— Begin —

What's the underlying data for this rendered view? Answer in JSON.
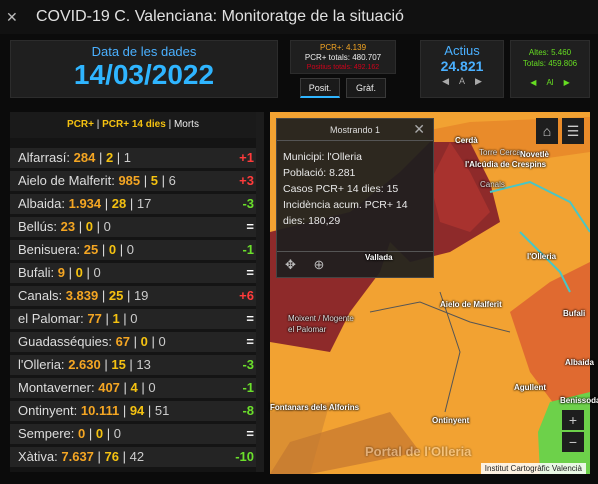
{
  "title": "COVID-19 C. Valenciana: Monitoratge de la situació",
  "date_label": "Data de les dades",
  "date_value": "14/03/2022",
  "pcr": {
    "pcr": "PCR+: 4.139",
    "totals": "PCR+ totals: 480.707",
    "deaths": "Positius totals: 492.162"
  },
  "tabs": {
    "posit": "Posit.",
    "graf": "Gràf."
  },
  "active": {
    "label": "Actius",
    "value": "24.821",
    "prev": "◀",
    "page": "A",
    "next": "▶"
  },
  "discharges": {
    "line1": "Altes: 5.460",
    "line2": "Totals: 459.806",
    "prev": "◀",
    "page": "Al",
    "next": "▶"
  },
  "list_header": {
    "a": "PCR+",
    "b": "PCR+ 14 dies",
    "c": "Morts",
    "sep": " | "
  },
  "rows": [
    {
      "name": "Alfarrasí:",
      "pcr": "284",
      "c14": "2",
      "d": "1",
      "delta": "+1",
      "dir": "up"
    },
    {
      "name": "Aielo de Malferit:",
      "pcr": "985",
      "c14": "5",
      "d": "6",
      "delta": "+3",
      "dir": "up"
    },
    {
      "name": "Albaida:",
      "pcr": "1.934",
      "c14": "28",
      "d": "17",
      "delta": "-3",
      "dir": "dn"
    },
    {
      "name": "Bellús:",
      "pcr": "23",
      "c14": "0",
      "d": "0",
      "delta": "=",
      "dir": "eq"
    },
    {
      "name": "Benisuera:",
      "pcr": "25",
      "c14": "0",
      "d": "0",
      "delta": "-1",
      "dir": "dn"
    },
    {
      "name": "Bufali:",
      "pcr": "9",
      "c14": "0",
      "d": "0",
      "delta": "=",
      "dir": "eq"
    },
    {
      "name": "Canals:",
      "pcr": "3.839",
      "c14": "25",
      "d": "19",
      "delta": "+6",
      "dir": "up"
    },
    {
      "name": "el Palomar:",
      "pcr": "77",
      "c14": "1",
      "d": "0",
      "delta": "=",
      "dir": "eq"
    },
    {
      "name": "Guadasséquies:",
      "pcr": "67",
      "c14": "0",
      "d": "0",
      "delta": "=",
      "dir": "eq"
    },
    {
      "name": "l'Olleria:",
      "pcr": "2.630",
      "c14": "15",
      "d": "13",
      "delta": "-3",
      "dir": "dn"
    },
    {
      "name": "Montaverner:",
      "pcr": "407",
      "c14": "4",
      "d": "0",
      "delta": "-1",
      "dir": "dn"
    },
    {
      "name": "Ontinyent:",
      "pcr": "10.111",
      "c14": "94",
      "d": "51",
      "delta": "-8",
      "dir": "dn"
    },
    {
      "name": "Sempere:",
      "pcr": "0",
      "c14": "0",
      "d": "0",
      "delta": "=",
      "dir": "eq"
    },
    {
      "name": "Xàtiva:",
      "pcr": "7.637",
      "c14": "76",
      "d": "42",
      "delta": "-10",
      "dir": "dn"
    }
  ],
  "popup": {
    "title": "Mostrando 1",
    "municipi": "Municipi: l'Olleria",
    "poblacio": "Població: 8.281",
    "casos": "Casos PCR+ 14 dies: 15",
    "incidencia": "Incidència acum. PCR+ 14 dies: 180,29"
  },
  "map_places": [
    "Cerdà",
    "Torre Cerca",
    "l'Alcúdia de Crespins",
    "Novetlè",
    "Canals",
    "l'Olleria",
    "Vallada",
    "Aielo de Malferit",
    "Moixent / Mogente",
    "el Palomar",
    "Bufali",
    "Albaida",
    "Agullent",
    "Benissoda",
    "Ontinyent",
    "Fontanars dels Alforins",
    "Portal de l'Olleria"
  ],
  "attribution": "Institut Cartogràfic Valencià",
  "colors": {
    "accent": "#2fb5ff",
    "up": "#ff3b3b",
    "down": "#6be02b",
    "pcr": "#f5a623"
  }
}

— End —
— Begin —

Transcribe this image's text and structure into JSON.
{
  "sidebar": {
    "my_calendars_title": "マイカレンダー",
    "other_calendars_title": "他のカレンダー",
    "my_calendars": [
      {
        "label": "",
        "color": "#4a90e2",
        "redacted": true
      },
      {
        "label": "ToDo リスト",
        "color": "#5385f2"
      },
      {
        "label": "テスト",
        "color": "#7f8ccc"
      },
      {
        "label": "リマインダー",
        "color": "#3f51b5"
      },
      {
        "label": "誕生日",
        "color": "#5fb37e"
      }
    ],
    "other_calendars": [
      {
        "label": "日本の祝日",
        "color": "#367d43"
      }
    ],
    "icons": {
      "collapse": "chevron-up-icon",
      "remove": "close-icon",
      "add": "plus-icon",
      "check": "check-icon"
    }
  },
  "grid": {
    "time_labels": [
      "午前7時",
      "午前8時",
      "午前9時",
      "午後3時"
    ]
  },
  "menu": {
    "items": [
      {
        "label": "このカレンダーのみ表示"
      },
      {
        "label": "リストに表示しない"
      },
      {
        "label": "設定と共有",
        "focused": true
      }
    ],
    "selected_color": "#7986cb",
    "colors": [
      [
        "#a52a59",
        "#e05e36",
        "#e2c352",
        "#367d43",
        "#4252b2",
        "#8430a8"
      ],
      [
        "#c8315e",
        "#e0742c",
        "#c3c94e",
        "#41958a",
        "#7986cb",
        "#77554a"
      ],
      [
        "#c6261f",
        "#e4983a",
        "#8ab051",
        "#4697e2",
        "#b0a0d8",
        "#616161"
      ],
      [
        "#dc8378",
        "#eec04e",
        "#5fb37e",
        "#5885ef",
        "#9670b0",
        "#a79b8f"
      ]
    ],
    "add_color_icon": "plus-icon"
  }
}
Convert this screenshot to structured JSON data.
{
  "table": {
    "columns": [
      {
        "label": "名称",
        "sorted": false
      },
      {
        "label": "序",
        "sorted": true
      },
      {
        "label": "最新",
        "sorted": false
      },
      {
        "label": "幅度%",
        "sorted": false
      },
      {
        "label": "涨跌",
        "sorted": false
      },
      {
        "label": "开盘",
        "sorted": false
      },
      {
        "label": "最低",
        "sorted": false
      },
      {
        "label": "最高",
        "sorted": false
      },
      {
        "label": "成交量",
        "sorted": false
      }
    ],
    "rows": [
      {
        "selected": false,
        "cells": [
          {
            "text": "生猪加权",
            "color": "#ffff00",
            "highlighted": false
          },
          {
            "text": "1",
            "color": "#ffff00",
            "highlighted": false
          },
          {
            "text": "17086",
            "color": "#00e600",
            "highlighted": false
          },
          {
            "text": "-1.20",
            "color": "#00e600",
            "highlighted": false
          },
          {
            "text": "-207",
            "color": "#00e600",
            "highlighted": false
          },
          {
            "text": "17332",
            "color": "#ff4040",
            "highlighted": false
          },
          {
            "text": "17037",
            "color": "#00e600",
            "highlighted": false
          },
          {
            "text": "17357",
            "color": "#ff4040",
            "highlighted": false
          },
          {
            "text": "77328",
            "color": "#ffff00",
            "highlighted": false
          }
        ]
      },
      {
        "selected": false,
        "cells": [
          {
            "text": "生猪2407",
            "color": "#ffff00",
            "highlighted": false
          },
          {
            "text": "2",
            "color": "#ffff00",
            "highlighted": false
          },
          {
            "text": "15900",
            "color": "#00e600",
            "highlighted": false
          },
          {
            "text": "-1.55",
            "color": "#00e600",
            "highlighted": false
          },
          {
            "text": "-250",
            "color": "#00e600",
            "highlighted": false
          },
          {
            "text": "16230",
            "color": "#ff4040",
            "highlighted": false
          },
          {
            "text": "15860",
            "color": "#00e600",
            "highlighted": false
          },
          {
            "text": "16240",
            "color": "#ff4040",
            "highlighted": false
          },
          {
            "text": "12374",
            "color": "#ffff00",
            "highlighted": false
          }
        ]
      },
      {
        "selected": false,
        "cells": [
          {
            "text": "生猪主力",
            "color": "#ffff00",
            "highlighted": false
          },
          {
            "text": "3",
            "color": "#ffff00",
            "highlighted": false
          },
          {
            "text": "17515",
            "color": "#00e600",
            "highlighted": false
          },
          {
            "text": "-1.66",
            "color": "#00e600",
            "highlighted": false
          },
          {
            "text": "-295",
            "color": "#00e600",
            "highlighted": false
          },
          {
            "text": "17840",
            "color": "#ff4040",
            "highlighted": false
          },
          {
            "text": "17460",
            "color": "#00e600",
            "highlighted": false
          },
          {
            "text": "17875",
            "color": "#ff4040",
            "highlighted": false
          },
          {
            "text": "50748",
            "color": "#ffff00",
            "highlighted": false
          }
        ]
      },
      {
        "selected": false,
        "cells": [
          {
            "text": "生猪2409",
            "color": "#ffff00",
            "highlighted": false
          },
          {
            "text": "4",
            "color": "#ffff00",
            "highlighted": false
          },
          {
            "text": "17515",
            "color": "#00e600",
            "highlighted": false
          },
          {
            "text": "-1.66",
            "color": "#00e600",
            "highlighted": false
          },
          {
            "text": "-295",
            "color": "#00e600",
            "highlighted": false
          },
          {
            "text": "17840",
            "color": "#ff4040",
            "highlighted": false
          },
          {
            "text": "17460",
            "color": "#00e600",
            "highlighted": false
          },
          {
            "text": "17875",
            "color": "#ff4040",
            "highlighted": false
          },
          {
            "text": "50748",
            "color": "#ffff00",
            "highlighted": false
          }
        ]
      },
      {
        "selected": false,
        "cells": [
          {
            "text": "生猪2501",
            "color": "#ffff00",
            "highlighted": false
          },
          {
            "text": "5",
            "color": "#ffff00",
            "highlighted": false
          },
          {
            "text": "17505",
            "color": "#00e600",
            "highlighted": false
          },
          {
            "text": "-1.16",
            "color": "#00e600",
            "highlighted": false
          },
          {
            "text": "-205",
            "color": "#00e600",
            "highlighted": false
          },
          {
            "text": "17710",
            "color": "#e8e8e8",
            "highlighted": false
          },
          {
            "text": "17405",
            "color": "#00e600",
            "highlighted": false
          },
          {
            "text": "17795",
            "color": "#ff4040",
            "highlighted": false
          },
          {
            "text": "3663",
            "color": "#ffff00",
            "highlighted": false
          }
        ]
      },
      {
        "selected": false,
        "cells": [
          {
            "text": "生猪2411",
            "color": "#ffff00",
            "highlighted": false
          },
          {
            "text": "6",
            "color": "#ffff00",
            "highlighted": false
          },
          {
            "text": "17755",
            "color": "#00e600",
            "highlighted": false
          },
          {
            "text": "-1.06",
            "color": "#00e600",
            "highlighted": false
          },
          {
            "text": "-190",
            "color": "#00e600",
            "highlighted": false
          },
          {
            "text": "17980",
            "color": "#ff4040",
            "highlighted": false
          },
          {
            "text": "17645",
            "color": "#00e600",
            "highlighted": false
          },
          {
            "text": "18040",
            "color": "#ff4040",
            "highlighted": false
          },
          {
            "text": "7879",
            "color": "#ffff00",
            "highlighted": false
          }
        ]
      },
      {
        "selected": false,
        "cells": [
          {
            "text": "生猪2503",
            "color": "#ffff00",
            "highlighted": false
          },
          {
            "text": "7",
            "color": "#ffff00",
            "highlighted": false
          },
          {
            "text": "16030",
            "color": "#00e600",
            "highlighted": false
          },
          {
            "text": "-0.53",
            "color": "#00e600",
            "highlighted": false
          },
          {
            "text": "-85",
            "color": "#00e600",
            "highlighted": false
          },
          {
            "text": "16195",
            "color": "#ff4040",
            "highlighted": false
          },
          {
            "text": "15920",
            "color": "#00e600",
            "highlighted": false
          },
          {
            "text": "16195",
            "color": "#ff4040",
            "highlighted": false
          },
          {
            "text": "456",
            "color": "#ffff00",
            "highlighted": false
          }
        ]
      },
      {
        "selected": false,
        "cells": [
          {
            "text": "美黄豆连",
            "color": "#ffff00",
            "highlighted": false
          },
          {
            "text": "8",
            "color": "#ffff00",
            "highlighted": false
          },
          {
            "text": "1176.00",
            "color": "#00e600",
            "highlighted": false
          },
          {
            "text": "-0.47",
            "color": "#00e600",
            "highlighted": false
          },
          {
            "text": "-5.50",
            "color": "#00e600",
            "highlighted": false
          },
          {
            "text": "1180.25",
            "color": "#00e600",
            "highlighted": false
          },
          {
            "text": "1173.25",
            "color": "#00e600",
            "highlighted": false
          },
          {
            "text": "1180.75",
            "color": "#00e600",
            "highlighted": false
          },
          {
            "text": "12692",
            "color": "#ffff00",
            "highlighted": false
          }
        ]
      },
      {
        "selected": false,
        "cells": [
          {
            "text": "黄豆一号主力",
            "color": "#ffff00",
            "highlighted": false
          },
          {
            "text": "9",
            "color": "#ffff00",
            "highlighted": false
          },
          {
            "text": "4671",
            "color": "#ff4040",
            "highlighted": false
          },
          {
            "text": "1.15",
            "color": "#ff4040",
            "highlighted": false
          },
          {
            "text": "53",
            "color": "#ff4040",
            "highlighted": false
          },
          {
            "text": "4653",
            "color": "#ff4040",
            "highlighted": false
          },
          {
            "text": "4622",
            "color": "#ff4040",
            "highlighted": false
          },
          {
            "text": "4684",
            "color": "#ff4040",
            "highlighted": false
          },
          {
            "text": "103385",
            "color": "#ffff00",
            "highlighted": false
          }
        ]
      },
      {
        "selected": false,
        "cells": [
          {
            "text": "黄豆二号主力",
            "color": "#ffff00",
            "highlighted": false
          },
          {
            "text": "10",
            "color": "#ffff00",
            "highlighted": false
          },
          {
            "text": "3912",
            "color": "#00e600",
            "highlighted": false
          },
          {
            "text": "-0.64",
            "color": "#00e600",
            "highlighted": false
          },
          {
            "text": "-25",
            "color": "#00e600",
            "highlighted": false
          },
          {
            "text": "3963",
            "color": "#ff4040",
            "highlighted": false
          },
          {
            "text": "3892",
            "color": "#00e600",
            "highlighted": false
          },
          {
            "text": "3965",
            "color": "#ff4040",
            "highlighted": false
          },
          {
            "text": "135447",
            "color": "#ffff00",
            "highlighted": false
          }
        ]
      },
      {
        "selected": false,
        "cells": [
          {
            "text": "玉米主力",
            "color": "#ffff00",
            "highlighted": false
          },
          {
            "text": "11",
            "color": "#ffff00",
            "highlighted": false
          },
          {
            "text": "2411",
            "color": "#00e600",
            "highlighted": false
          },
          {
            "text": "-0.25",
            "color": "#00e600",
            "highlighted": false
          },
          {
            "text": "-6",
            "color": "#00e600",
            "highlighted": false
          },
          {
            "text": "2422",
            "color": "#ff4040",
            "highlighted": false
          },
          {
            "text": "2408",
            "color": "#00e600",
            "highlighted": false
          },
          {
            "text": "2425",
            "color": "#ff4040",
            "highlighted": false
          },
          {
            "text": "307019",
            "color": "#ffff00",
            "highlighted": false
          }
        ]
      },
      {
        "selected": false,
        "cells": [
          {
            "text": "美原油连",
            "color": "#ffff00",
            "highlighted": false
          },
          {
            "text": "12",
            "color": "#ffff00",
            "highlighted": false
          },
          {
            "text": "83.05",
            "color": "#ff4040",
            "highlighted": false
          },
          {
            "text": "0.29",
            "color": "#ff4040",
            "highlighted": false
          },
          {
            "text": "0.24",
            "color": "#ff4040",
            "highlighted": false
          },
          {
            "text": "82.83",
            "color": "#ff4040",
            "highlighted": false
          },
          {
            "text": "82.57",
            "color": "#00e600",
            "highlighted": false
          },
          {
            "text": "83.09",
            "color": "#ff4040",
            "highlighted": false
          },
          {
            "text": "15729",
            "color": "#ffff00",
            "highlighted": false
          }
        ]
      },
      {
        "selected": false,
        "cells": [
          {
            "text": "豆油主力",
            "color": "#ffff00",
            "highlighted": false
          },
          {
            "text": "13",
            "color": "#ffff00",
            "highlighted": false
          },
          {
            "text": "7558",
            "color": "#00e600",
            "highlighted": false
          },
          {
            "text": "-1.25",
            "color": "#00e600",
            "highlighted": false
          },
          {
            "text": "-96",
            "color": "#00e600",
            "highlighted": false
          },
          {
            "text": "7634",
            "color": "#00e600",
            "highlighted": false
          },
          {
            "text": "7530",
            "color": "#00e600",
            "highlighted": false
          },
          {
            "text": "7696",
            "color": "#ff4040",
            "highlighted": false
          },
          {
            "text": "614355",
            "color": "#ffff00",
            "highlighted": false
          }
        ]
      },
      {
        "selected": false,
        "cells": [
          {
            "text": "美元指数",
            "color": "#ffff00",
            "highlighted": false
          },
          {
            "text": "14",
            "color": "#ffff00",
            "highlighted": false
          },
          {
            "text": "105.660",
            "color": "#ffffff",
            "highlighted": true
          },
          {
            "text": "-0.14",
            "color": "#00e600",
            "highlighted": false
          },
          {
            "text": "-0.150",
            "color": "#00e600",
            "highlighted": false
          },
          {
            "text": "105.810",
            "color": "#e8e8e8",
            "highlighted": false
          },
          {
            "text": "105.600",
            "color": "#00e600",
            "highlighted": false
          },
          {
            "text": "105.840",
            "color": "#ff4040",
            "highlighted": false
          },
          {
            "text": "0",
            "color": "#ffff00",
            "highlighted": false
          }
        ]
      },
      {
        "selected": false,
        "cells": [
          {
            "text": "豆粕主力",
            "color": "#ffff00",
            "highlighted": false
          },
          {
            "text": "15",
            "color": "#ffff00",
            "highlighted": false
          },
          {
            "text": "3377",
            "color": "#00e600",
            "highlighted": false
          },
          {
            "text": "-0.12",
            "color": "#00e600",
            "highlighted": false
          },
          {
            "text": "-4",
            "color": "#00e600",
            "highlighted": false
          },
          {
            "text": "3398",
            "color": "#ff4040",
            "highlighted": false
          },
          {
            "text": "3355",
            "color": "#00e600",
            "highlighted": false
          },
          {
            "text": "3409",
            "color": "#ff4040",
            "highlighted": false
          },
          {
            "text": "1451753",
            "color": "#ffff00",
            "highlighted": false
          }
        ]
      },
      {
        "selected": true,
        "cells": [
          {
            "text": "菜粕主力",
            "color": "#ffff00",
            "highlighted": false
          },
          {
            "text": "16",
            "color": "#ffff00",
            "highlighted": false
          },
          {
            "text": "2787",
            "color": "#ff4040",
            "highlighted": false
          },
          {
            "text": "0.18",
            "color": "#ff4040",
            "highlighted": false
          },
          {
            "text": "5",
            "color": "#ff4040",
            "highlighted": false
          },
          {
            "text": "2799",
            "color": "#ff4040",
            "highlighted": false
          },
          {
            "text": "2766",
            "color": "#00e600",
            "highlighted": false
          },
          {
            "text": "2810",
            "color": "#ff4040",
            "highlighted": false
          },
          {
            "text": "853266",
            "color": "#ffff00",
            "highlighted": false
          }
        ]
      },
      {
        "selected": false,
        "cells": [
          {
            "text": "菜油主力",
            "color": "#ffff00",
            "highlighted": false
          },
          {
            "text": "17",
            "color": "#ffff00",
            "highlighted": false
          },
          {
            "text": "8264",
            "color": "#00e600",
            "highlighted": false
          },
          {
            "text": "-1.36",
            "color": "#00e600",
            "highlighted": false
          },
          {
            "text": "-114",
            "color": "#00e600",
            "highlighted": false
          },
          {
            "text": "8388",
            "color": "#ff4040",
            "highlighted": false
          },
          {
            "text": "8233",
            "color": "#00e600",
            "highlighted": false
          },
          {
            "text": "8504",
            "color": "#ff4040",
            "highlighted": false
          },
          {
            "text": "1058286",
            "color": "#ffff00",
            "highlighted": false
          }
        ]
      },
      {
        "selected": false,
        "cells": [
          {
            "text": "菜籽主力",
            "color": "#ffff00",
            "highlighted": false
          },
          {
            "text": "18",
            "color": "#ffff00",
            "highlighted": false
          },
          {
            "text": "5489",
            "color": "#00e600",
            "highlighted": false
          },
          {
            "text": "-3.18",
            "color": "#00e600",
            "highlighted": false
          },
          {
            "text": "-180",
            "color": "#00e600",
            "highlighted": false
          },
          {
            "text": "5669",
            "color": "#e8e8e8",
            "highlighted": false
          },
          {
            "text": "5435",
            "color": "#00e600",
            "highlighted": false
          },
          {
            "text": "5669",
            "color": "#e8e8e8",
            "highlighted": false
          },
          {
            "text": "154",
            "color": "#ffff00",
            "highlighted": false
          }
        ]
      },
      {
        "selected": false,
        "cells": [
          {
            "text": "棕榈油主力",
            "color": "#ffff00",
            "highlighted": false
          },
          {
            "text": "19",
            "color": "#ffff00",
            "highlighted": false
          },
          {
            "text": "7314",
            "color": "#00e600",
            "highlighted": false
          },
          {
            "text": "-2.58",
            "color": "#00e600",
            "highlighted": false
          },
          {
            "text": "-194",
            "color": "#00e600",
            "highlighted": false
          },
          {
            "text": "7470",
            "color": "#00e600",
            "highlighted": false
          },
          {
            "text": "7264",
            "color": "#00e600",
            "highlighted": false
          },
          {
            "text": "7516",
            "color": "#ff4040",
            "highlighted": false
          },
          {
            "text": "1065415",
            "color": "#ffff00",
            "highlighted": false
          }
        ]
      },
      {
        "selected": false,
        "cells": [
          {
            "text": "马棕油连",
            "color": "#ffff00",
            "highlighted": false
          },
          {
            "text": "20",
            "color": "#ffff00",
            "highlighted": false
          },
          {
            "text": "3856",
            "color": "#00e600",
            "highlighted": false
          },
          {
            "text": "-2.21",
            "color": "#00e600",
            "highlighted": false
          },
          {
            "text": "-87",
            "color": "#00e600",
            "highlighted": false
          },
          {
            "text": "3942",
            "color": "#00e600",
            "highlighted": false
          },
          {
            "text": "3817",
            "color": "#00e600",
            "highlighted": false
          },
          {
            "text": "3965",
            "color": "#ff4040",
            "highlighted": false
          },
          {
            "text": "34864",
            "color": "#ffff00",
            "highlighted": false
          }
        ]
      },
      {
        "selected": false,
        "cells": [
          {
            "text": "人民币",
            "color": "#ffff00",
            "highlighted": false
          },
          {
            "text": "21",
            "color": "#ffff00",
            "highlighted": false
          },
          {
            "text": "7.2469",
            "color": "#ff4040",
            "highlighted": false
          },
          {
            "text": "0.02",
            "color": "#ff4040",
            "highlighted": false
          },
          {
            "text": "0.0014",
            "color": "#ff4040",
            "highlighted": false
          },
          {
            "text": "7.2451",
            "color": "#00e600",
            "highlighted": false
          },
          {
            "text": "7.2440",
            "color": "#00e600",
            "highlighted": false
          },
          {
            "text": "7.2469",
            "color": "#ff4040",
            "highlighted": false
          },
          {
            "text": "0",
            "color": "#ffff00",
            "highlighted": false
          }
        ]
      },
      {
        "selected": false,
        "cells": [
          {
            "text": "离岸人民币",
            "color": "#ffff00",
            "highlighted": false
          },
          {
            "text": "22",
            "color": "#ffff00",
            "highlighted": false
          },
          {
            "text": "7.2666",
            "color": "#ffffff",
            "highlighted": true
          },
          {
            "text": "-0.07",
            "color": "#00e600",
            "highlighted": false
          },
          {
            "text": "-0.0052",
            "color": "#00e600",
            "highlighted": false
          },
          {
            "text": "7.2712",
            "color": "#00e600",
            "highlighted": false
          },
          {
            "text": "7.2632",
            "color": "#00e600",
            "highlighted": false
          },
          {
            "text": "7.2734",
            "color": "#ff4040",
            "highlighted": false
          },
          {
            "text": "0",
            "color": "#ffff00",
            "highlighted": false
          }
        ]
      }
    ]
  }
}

— End —

THE PROBLEM: Find the count of lines in the data above where the string "Aielo" occurs. Provide that number alone.

COMPLETE RESPONSE: 2